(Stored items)
- - -

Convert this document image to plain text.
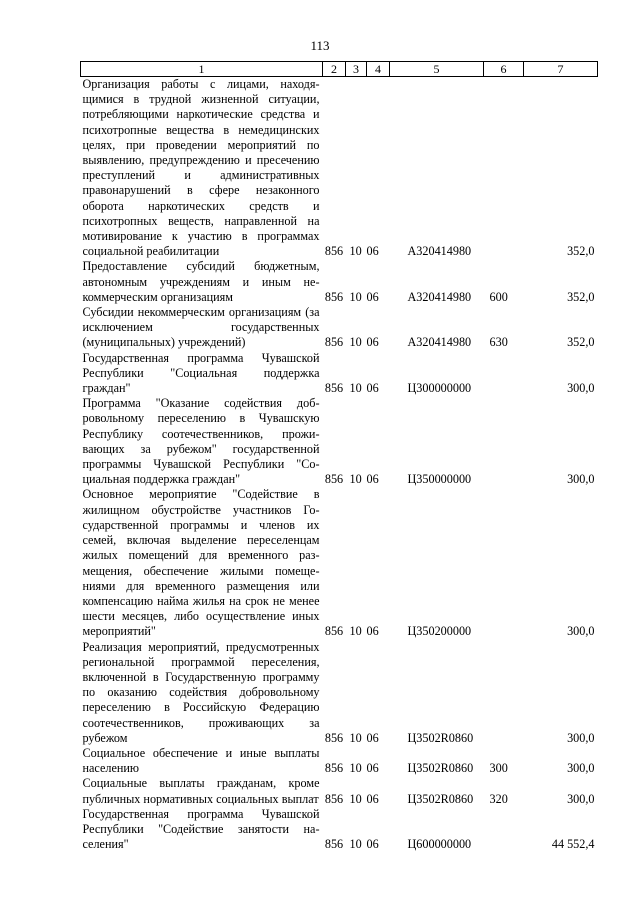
113
1	2	3	4	5	6	7
Организация работы с лицами, находящимися в трудной жизненной ситуации, потребляющими наркотические средства и психотропные вещества в немедицинских целях, при проведении мероприятий по выявлению, предупреждению и пресечению преступлений и административных правонарушений в сфере незаконного оборота наркотических средств и психотропных веществ, направленной на мотивирование к участию в программах социальной реабилитации	856	10	06	А320414980		352,0
Предоставление субсидий бюджетным, автономным учреждениям и иным некоммерческим организациям	856	10	06	А320414980	600	352,0
Субсидии некоммерческим организациям (за исключением государственных (муниципальных) учреждений)	856	10	06	А320414980	630	352,0
Государственная программа Чувашской Республики "Социальная поддержка граждан"	856	10	06	Ц300000000		300,0
Программа "Оказание содействия добровольному переселению в Чувашскую Республику соотечественников, проживающих за рубежом" государственной программы Чувашской Республики "Социальная поддержка граждан"	856	10	06	Ц350000000		300,0
Основное мероприятие "Содействие в жилищном обустройстве участников Государственной программы и членов их семей, включая выделение переселенцам жилых помещений для временного размещения, обеспечение жилыми помещениями для временного размещения или компенсацию найма жилья на срок не менее шести месяцев, либо осуществление иных мероприятий"	856	10	06	Ц350200000		300,0
Реализация мероприятий, предусмотренных региональной программой переселения, включенной в Государственную программу по оказанию содействия добровольному переселению в Российскую Федерацию соотечественников, проживающих за рубежом	856	10	06	Ц3502R0860		300,0
Социальное обеспечение и иные выплаты населению	856	10	06	Ц3502R0860	300	300,0
Социальные выплаты гражданам, кроме публичных нормативных социальных выплат	856	10	06	Ц3502R0860	320	300,0
Государственная программа Чувашской Республики "Содействие занятости населения"	856	10	06	Ц600000000		44 552,4
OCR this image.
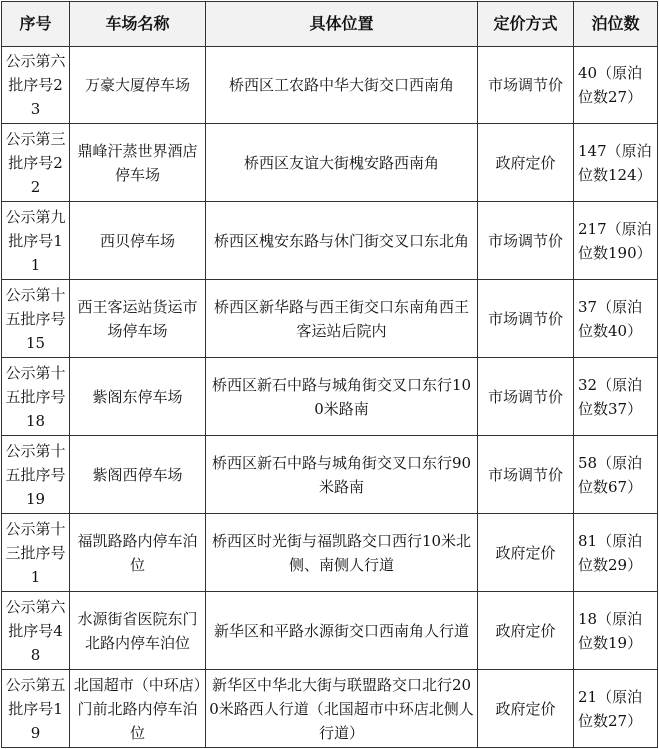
序号	车场名称	具体位置	定价方式	泊位数
公示第六批序号23	万豪大厦停车场	桥西区工农路中华大街交口西南角	市场调节价	40（原泊位数27）
公示第三批序号22	鼎峰汗蒸世界酒店停车场	桥西区友谊大街槐安路西南角	政府定价	147（原泊位数124）
公示第九批序号11	西贝停车场	桥西区槐安东路与休门街交叉口东北角	市场调节价	217（原泊位数190）
公示第十五批序号15	西王客运站货运市场停车场	桥西区新华路与西王街交口东南角西王客运站后院内	市场调节价	37（原泊位数40）
公示第十五批序号18	紫阁东停车场	桥西区新石中路与城角街交叉口东行100米路南	市场调节价	32（原泊位数37）
公示第十五批序号19	紫阁西停车场	桥西区新石中路与城角街交叉口东行90米路南	市场调节价	58（原泊位数67）
公示第十三批序号1	福凯路路内停车泊位	桥西区时光街与福凯路交口西行10米北侧、南侧人行道	政府定价	81（原泊位数29）
公示第六批序号48	水源街省医院东门北路内停车泊位	新华区和平路水源街交口西南角人行道	政府定价	18（原泊位数19）
公示第五批序号19	北国超市（中环店）门前北路内停车泊位	新华区中华北大街与联盟路交口北行200米路西人行道（北国超市中环店北侧人行道）	政府定价	21（原泊位数27）
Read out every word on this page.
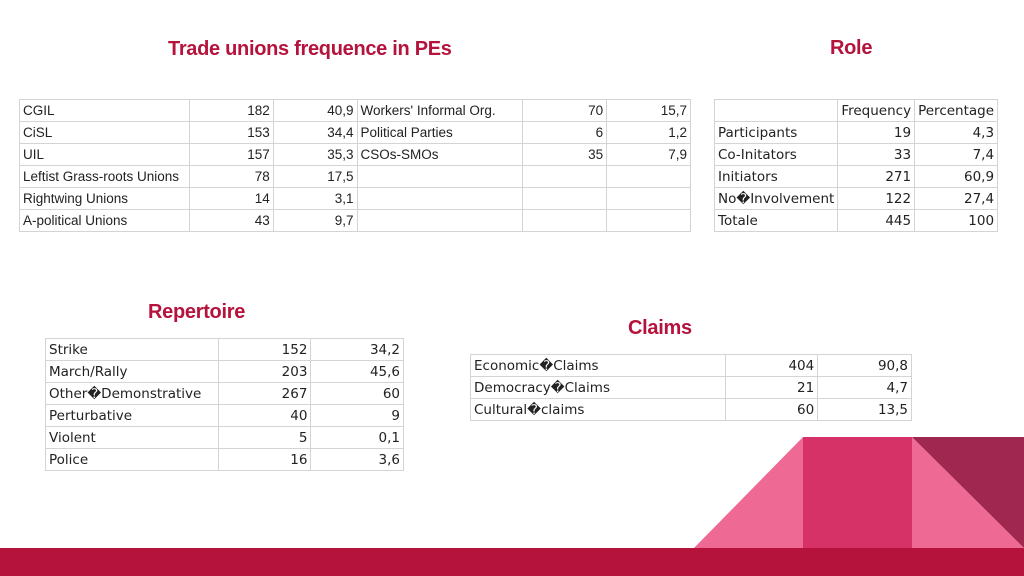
Trade unions frequence in PEs	Role
Repertoire
Claims
CGIL	182	40,9	Workers' Informal Org.	70	15,7
CiSL	153	34,4	Political Parties	6	1,2
UIL	157	35,3	CSOs-SMOs	35	7,9
Leftist Grass-roots Unions	78	17,5			
Rightwing Unions	14	3,1			
A-political Unions	43	9,7			
	Frequency	Percentage
Participants	19	4,3
Co-Initators	33	7,4
Initiators	271	60,9
No�Involvement	122	27,4
Totale	445	100
Strike	152	34,2
March/Rally	203	45,6
Other�Demonstrative	267	60
Perturbative	40	9
Violent	5	0,1
Police	16	3,6
Economic�Claims	404	90,8
Democracy�Claims	21	4,7
Cultural�claims	60	13,5
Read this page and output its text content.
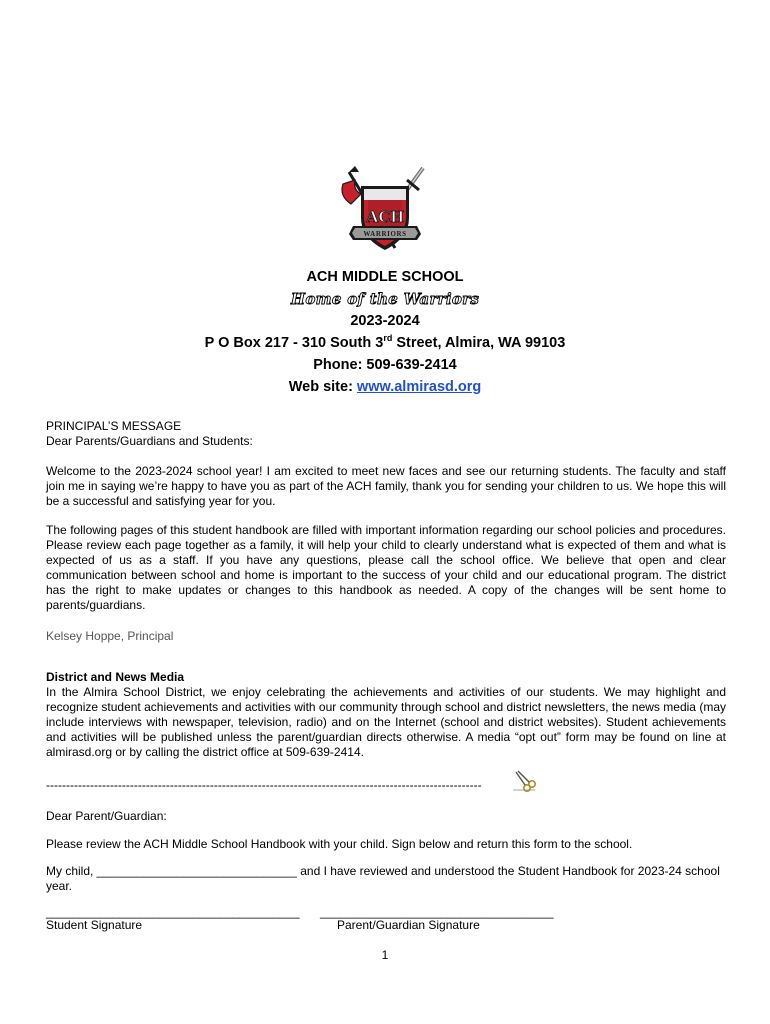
ACH
WARRIORS
ACH MIDDLE SCHOOL
Home of the Warriors
2023-2024
P O Box 217 - 310 South 3rd Street, Almira, WA 99103
Phone: 509-639-2414
Web site: www.almirasd.org
PRINCIPAL’S MESSAGE
Dear Parents/Guardians and Students:
Welcome to the 2023-2024 school year! I am excited to meet new faces and see our returning students. The faculty and staff join me in saying we’re happy to have you as part of the ACH family, thank you for sending your children to us. We hope this will be a successful and satisfying year for you.
The following pages of this student handbook are filled with important information regarding our school policies and procedures. Please review each page together as a family, it will help your child to clearly understand what is expected of them and what is expected of us as a staff. If you have any questions, please call the school office. We believe that open and clear communication between school and home is important to the success of your child and our educational program. The district has the right to make updates or changes to this handbook as needed. A copy of the changes will be sent home to parents/guardians.
Kelsey Hoppe, Principal
District and News Media
In the Almira School District, we enjoy celebrating the achievements and activities of our students. We may highlight and recognize student achievements and activities with our community through school and district newsletters, the news media (may include interviews with newspaper, television, radio) and on the Internet (school and district websites). Student achievements and activities will be published unless the parent/guardian directs otherwise. A media “opt out” form may be found on line at almirasd.org or by calling the district office at 509-639-2414.
-------------------------------------------------------------------------------------------------------------
Dear Parent/Guardian:
Please review the ACH Middle School Handbook with your child. Sign below and return this form to the school.
My child, ______________________________ and I have reviewed and understood the Student Handbook for 2023-24 school year.
______________________________________ ___________________________________
Student Signature	Parent/Guardian Signature
1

- - -

**What to produce**
Report how many lines of the listing hold the string "обеспечение", giving only the number.

**Solution to the exercise**
2